** Problem statement **
Report the total number of lines that include the string "icon", without any other text.

Records about charts and figures:
--------------------------------
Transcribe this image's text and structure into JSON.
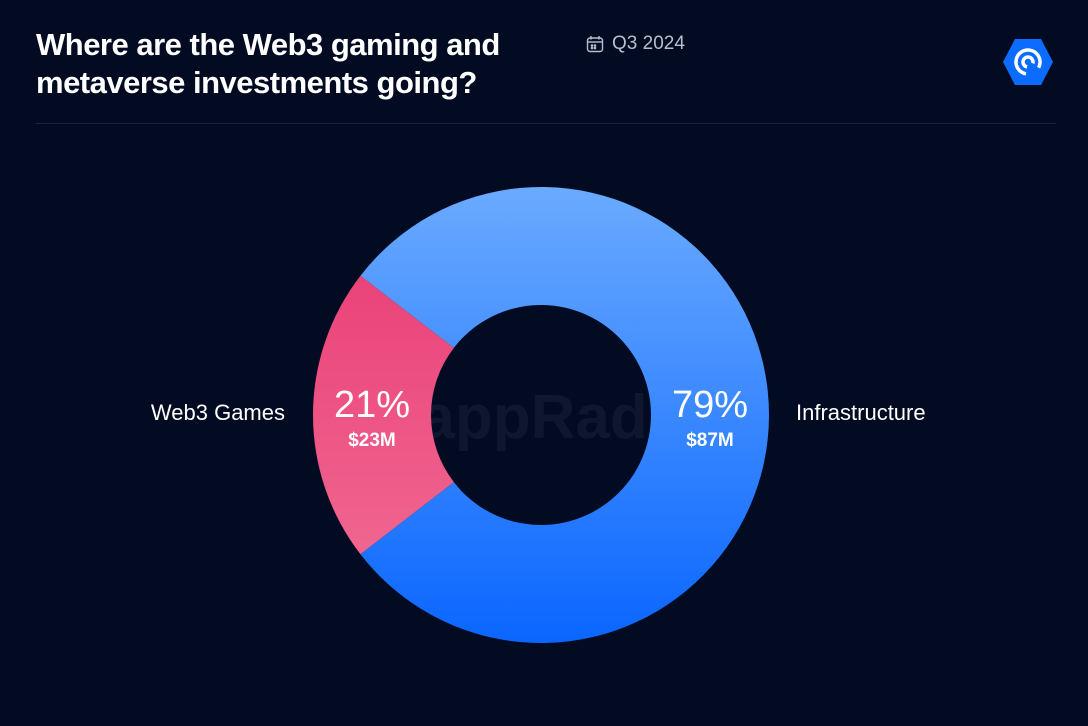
{
  "header": {
    "title": "Where are the Web3 gaming and metaverse investments going?",
    "period": "Q3 2024",
    "period_icon": "calendar-icon",
    "logo_icon": "dappradar-logo-icon"
  },
  "watermark": "DappRadar",
  "colors": {
    "background": "#020b22",
    "infrastructure": "#1f7bff",
    "web3_games": "#ee4a7e"
  },
  "chart_data": {
    "type": "pie",
    "donut": true,
    "categories": [
      "Web3 Games",
      "Infrastructure"
    ],
    "values": [
      23,
      87
    ],
    "unit": "$M",
    "percent_labels": [
      "21%",
      "79%"
    ],
    "value_labels": [
      "$23M",
      "$87M"
    ],
    "colors": [
      "#ee4a7e",
      "#2d86ff"
    ]
  }
}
--------------------------------
** Task output **
2